(Excerpts from a figure dataset)
·····

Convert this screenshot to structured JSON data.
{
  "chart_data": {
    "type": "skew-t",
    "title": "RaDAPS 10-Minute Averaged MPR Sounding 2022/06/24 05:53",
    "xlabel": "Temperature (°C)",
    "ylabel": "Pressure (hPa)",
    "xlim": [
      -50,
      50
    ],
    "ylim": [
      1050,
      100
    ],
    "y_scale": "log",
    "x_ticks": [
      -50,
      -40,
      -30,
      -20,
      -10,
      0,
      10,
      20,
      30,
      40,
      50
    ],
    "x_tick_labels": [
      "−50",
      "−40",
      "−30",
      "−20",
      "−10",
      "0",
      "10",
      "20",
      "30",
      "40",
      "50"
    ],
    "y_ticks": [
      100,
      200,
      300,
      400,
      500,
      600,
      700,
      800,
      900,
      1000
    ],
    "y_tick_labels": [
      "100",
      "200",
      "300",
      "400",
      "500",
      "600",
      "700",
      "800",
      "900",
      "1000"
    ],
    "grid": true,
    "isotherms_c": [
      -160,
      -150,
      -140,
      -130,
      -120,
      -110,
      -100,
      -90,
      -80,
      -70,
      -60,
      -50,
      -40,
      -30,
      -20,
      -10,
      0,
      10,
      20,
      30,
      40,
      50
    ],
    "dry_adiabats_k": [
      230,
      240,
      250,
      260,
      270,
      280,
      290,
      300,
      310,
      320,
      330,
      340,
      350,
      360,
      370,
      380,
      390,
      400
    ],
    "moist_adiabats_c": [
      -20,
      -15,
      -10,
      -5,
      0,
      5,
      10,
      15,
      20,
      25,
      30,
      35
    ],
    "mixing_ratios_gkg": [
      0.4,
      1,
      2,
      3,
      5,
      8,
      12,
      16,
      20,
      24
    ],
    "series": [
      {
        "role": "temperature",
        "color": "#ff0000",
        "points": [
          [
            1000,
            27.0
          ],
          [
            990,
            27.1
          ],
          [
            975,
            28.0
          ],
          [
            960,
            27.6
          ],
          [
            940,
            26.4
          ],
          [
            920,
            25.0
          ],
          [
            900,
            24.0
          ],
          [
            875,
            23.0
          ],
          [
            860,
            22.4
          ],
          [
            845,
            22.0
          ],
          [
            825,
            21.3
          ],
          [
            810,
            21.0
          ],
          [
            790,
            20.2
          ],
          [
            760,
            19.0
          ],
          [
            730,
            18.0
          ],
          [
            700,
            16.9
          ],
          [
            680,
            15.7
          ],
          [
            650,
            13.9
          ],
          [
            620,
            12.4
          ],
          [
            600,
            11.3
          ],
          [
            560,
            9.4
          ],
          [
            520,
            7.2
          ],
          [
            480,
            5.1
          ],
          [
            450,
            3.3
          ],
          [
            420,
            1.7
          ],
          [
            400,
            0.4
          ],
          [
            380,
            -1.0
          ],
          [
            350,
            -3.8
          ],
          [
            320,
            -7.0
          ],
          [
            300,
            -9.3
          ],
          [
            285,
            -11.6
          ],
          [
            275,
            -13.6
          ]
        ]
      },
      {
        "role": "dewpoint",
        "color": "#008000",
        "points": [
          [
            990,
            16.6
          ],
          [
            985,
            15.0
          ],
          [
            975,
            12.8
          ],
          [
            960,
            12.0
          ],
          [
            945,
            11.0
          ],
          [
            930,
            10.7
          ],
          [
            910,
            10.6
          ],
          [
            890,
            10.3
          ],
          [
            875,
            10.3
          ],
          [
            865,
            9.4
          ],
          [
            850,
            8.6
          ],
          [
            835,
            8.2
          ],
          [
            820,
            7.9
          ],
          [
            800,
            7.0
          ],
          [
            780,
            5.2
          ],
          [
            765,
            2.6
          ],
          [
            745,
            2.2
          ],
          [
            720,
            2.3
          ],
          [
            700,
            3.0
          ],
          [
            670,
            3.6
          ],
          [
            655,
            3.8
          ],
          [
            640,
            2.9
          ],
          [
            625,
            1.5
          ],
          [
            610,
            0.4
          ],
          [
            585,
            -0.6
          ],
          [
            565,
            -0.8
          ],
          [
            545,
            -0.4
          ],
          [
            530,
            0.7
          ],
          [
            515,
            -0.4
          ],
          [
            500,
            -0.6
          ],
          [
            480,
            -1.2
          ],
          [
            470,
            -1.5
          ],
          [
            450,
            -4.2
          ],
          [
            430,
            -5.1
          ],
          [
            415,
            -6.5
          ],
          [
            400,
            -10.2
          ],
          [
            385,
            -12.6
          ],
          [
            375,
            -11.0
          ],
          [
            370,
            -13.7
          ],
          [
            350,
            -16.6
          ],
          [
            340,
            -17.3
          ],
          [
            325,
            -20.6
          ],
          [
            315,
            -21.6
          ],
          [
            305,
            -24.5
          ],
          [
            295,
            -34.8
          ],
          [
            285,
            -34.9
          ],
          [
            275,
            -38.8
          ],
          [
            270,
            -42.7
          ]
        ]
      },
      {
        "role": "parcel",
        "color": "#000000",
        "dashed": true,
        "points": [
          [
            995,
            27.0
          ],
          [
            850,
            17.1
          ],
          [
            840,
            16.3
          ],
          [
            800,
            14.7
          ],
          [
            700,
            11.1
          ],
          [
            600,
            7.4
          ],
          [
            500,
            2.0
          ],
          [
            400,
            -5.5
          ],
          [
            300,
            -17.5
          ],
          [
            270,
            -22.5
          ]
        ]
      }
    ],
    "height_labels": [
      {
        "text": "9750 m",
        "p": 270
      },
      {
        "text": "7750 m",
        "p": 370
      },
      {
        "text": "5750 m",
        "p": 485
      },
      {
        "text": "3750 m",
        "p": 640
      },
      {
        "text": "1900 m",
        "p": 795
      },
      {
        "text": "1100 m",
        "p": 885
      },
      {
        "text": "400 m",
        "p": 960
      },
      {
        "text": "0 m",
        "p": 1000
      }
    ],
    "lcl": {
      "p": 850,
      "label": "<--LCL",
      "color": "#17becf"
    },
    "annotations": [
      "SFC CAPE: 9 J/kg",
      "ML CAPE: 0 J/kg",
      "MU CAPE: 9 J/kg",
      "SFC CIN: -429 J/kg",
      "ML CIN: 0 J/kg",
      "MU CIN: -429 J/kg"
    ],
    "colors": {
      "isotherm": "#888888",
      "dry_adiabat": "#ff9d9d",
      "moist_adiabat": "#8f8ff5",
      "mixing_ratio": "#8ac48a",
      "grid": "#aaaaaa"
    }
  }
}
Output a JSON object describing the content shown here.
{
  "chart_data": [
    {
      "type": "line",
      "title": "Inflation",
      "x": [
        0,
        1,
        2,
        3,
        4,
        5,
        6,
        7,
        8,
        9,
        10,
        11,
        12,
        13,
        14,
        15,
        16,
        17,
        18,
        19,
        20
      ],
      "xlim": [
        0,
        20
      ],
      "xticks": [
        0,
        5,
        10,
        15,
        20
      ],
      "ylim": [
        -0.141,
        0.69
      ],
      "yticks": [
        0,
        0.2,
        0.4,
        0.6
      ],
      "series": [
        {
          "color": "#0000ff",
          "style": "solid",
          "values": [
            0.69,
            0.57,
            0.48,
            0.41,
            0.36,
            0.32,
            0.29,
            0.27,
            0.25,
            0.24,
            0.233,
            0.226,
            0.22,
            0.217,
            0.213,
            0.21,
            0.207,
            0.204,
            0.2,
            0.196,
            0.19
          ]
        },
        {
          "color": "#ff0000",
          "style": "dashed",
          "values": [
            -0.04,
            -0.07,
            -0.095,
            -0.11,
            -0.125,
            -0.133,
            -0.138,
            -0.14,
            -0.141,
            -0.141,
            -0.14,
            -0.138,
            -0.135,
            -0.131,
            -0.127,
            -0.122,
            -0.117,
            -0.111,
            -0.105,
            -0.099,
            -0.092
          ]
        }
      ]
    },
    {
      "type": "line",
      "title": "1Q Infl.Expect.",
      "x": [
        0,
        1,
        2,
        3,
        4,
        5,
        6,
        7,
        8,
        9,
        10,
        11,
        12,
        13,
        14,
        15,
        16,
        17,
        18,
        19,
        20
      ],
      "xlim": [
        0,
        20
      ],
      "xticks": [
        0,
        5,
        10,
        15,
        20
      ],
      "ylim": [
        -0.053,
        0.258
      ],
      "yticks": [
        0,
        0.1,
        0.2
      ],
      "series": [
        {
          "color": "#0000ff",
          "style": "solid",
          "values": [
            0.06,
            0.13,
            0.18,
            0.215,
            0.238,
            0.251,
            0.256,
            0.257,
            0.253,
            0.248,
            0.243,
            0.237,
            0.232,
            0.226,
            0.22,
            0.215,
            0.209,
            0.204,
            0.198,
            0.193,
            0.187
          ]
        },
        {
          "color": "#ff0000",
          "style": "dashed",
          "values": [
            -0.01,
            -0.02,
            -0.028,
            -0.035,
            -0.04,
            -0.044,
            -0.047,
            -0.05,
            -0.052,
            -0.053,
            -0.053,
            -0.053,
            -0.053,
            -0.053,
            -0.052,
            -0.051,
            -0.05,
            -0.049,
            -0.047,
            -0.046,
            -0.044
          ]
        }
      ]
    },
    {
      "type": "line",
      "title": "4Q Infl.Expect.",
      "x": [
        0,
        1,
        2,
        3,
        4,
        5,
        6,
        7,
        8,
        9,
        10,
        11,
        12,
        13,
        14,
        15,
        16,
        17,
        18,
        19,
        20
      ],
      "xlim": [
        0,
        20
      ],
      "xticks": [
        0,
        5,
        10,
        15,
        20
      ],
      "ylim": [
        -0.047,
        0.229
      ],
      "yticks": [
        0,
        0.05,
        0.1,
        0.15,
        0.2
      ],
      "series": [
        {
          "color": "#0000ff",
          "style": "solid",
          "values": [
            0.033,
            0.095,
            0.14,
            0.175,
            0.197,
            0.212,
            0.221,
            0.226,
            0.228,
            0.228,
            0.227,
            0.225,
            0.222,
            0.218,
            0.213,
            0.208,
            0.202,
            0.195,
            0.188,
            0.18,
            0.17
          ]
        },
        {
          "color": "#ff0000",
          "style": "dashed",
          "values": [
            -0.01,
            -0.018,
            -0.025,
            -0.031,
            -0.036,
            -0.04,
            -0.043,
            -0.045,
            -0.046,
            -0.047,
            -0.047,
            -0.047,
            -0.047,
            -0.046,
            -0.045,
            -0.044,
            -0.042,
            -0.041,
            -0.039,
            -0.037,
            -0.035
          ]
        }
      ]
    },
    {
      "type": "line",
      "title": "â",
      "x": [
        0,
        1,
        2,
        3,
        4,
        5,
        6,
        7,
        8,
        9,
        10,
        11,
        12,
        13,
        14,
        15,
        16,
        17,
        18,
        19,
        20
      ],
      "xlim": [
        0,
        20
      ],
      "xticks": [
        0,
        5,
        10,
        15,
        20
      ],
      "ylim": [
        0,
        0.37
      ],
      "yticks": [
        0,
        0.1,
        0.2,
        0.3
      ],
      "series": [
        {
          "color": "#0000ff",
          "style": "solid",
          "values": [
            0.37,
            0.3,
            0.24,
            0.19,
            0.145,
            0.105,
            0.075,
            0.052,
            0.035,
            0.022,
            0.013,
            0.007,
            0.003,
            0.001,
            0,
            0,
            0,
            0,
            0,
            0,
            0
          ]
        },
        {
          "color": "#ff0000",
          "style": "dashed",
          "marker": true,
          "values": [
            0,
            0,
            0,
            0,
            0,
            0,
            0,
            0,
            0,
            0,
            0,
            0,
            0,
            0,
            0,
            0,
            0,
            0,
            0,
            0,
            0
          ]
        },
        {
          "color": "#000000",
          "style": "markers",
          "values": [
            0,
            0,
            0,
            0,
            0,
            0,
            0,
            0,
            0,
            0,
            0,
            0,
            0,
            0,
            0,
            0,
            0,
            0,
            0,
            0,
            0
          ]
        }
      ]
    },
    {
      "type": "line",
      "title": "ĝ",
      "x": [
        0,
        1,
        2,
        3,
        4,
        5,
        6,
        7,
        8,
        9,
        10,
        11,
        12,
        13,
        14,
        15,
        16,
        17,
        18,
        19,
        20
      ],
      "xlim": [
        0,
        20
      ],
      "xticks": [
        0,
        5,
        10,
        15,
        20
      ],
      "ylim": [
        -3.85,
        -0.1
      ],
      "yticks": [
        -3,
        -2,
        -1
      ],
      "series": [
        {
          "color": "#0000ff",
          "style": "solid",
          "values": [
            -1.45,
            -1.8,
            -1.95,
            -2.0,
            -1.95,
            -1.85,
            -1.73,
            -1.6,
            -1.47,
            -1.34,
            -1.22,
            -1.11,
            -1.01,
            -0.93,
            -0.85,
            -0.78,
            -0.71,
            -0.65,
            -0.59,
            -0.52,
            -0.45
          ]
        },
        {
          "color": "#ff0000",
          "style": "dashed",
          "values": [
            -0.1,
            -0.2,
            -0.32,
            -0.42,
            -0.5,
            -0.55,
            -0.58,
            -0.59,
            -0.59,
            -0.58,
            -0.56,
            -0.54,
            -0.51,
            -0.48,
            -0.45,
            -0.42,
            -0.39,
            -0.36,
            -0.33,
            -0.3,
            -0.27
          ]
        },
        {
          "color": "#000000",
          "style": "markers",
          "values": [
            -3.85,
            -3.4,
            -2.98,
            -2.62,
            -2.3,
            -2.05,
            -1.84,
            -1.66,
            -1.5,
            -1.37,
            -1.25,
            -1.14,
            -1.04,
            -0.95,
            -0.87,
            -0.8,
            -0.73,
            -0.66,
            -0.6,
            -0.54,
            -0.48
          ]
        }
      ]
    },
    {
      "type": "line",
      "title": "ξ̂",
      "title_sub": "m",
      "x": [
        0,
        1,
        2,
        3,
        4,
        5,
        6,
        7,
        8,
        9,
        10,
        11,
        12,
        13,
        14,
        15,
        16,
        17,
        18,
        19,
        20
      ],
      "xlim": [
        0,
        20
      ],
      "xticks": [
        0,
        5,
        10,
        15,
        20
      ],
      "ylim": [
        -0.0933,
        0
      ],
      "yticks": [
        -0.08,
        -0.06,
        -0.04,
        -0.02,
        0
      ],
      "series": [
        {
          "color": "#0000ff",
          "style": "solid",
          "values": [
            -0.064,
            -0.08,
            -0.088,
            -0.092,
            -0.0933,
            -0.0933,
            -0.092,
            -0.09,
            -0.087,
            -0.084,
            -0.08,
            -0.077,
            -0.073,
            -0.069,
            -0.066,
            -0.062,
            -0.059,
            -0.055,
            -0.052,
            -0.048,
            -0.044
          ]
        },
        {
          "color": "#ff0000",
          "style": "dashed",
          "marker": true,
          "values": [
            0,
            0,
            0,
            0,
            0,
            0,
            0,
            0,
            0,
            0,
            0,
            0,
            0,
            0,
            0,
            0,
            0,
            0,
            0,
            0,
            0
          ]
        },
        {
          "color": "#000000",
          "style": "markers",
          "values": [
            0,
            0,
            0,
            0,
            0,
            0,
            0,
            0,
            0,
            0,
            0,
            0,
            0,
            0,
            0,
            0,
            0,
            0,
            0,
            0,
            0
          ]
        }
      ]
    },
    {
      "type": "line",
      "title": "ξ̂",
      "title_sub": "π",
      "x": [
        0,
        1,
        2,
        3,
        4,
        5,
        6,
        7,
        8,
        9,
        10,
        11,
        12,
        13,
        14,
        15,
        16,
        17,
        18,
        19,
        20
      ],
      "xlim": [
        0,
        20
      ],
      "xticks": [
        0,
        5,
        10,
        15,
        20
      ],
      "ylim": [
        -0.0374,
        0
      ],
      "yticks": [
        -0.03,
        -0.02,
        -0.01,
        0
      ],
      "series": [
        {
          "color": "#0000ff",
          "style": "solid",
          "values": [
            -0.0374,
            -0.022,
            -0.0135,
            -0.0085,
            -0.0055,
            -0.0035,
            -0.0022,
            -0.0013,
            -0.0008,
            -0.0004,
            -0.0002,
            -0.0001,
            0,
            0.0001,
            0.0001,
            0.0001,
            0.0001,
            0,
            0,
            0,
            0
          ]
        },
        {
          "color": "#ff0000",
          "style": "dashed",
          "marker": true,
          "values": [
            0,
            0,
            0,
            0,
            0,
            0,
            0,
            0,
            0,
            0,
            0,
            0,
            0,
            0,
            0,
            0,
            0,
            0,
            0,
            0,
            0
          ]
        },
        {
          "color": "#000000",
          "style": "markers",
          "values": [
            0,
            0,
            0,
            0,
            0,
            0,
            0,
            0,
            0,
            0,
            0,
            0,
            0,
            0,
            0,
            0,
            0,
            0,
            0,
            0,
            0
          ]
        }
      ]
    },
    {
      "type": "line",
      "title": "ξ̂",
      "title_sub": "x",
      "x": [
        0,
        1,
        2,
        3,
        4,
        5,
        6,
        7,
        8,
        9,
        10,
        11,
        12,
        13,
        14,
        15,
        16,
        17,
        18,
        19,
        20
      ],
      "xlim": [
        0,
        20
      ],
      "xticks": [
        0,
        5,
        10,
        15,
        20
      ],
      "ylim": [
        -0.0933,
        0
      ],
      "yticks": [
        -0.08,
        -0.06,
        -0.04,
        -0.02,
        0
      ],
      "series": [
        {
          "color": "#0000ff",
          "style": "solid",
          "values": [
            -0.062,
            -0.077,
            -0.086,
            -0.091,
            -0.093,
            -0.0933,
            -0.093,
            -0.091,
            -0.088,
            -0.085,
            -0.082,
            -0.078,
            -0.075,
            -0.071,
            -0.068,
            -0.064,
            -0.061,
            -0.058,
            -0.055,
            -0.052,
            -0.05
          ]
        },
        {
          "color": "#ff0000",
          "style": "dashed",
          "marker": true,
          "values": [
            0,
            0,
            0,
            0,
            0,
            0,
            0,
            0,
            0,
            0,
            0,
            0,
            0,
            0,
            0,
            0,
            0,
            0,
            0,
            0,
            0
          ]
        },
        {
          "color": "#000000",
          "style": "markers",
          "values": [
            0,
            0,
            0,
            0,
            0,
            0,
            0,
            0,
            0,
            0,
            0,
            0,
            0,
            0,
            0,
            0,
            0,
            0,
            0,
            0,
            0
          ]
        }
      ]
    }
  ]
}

·····

*Requirement*:
Extract all lines of the records above that include "role".

*Correct output*:
        "role": "temperature",
        "role": "dewpoint",
        "role": "parcel",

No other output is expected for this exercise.